- **Exercise**
Lines that contain the string "palo" are to be copied; leave out all others.

* Begin Provided material *

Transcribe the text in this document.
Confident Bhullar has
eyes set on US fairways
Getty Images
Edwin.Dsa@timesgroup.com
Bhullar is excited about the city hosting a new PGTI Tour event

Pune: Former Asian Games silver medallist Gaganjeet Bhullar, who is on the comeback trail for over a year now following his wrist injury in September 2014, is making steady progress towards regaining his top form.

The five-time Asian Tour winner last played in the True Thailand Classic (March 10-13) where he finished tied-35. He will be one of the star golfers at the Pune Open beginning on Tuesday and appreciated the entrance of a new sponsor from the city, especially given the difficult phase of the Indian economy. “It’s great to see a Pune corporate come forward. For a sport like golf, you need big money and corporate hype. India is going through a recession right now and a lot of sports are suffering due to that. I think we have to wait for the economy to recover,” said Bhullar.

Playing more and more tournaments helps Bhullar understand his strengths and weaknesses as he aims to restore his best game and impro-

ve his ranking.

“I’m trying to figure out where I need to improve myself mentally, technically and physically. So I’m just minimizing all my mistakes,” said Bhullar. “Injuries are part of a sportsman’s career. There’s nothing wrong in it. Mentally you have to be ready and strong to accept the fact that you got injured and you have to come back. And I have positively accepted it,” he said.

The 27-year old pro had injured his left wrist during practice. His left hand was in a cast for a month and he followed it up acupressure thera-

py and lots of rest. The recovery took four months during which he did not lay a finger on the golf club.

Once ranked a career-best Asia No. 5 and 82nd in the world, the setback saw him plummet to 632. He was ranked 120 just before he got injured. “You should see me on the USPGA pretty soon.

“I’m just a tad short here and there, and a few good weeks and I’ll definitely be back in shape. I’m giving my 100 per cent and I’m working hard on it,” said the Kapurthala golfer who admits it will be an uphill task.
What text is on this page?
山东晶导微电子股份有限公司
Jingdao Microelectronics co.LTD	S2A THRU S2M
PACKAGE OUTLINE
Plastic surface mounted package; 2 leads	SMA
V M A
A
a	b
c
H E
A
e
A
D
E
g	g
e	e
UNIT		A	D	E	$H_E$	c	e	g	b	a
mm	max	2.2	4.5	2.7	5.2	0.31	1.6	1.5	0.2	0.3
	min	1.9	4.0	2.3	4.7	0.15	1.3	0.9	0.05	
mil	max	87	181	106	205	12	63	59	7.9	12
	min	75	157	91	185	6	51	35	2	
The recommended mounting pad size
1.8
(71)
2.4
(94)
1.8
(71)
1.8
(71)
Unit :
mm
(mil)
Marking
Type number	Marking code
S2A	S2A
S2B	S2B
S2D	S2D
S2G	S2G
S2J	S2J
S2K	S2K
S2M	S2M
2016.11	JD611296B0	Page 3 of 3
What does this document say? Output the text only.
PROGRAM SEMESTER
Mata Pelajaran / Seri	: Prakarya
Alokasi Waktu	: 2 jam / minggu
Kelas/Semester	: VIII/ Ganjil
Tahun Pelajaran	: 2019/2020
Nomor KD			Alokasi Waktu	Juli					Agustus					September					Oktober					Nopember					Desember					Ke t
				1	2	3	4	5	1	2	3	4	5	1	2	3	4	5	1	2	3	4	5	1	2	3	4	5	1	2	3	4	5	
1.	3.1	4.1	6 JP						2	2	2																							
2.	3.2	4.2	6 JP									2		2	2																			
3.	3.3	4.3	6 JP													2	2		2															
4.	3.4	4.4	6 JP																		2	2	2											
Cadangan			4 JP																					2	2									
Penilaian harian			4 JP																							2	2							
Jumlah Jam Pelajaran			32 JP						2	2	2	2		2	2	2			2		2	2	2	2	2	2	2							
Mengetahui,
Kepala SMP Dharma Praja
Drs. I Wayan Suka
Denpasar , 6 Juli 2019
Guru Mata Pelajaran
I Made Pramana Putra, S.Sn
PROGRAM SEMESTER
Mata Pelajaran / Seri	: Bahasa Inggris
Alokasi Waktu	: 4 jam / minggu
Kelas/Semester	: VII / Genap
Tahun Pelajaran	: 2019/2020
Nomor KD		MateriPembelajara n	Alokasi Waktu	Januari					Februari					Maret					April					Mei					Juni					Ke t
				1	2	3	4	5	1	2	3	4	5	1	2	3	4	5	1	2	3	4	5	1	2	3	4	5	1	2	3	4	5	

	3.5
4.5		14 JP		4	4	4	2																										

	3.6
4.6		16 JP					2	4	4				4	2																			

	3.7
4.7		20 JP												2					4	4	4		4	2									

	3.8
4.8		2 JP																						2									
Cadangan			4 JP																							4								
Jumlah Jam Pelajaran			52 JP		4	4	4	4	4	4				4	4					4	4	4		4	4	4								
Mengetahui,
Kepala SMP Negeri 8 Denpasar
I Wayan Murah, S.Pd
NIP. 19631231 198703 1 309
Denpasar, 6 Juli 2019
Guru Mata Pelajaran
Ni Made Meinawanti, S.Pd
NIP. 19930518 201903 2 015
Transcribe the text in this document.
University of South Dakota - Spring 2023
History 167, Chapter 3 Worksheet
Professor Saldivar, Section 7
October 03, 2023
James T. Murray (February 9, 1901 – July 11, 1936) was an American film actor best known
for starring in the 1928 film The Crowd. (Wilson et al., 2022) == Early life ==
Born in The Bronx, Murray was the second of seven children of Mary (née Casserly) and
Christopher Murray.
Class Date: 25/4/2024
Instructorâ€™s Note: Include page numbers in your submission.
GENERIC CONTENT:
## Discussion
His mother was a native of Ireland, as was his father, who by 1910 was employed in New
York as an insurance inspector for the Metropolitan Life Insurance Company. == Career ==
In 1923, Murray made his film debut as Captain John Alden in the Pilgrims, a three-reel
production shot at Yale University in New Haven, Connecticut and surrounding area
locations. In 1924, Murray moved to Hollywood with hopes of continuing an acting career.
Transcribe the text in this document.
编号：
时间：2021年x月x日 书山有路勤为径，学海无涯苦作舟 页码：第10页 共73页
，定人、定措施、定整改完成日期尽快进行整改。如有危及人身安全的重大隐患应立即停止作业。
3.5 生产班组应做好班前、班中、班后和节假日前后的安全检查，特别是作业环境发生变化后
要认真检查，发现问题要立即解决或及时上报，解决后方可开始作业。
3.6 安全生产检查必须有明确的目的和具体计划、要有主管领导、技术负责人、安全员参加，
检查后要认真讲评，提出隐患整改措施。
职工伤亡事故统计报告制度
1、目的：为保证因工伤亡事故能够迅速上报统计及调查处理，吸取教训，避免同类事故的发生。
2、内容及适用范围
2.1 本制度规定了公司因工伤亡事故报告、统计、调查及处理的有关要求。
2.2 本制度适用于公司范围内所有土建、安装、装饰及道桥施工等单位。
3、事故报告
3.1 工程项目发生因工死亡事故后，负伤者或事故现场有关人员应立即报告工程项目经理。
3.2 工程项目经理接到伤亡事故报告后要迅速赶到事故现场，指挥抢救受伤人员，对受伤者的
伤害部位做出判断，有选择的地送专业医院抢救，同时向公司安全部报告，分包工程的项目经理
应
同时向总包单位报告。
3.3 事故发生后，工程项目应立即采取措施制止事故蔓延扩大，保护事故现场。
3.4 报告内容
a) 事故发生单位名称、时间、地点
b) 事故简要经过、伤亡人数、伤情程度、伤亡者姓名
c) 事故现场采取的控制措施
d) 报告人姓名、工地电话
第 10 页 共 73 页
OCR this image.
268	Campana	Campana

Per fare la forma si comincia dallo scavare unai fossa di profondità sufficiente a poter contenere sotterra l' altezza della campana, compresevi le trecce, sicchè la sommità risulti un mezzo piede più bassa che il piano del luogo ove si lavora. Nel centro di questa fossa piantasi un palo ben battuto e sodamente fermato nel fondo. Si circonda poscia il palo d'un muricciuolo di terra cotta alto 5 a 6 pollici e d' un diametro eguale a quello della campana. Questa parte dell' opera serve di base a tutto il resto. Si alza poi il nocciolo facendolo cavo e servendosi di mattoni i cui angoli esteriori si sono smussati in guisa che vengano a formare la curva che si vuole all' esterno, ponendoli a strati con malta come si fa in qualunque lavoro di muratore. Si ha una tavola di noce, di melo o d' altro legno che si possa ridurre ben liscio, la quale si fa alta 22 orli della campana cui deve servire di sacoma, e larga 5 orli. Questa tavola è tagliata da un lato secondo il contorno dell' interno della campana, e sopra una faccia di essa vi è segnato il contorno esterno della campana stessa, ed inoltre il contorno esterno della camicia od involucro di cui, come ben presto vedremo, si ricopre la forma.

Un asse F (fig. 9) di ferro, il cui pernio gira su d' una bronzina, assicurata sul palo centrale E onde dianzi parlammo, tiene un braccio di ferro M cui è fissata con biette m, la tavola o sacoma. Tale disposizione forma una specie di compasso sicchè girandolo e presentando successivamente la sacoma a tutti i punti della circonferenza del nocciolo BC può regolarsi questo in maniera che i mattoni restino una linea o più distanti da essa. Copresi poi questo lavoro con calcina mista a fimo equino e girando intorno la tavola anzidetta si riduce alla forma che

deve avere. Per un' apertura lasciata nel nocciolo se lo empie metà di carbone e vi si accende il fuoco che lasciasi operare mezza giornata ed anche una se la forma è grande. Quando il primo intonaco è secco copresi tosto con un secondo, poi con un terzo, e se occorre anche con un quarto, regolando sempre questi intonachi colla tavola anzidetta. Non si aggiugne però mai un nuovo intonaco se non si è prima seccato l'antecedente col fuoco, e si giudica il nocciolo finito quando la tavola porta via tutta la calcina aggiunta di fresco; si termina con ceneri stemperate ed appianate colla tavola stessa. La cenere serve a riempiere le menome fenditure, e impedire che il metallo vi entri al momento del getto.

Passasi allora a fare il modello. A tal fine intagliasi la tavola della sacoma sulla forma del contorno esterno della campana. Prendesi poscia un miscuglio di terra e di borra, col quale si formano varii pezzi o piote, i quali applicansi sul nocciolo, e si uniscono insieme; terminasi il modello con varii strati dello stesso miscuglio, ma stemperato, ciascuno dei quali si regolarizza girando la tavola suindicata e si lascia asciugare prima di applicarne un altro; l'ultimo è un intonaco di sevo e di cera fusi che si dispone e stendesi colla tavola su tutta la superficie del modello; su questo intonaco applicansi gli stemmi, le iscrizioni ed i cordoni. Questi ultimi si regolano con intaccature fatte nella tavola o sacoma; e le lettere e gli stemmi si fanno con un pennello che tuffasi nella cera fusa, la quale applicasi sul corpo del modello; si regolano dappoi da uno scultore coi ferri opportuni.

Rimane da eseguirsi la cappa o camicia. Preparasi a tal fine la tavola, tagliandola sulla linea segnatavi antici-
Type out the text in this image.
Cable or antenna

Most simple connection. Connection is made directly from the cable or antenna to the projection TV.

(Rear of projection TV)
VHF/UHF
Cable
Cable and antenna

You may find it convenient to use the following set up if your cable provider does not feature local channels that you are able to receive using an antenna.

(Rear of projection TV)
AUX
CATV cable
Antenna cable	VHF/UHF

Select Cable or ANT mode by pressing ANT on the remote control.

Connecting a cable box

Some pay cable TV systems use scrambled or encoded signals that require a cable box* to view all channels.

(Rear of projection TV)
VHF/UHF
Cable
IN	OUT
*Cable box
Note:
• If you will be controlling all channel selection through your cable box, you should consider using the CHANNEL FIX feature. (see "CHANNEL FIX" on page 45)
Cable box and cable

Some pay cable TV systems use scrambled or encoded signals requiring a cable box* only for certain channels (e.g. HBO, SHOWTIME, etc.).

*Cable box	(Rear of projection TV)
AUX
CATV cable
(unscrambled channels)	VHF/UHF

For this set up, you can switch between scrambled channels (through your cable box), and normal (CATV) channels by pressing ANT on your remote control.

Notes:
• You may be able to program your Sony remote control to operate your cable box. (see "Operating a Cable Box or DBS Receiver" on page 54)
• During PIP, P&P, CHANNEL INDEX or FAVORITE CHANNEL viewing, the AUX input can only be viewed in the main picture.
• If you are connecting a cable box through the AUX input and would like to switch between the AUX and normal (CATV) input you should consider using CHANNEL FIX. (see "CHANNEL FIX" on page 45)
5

* End Provided material *

- **Solution below**
Per fare la forma si comincia dallo scavare unai fossa di profondità sufficiente a poter contenere sotterra l' altezza della campana, compresevi le trecce, sicchè la sommità risulti un mezzo piede più bassa che il piano del luogo ove si lavora. Nel centro di questa fossa piantasi un palo ben battuto e sodamente fermato nel fondo. Si circonda poscia il palo d'un muricciuolo di terra cotta alto 5 a 6 pollici e d' un diametro eguale a quello della campana. Questa parte dell' opera serve di base a tutto il resto. Si alza poi il nocciolo facendolo cavo e servendosi di mattoni i cui angoli esteriori si sono smussati in guisa che vengano a formare la curva che si vuole all' esterno, ponendoli a strati con malta come si fa in qualunque lavoro di muratore. Si ha una tavola di noce, di melo o d' altro legno che si possa ridurre ben liscio, la quale si fa alta 22 orli della campana cui deve servire di sacoma, e larga 5 orli. Questa tavola è tagliata da un lato secondo il contorno dell' interno della campana, e sopra una faccia di essa vi è segnato il contorno esterno della campana stessa, ed inoltre il contorno esterno della camicia od involucro di cui, come ben presto vedremo, si ricopre la forma.
Un asse F (fig. 9) di ferro, il cui pernio gira su d' una bronzina, assicurata sul palo centrale E onde dianzi parlammo, tiene un braccio di ferro M cui è fissata con biette m, la tavola o sacoma. Tale disposizione forma una specie di compasso sicchè girandolo e presentando successivamente la sacoma a tutti i punti della circonferenza del nocciolo BC può regolarsi questo in maniera che i mattoni restino una linea o più distanti da essa. Copresi poi questo lavoro con calcina mista a fimo equino e girando intorno la tavola anzidetta si riduce alla forma che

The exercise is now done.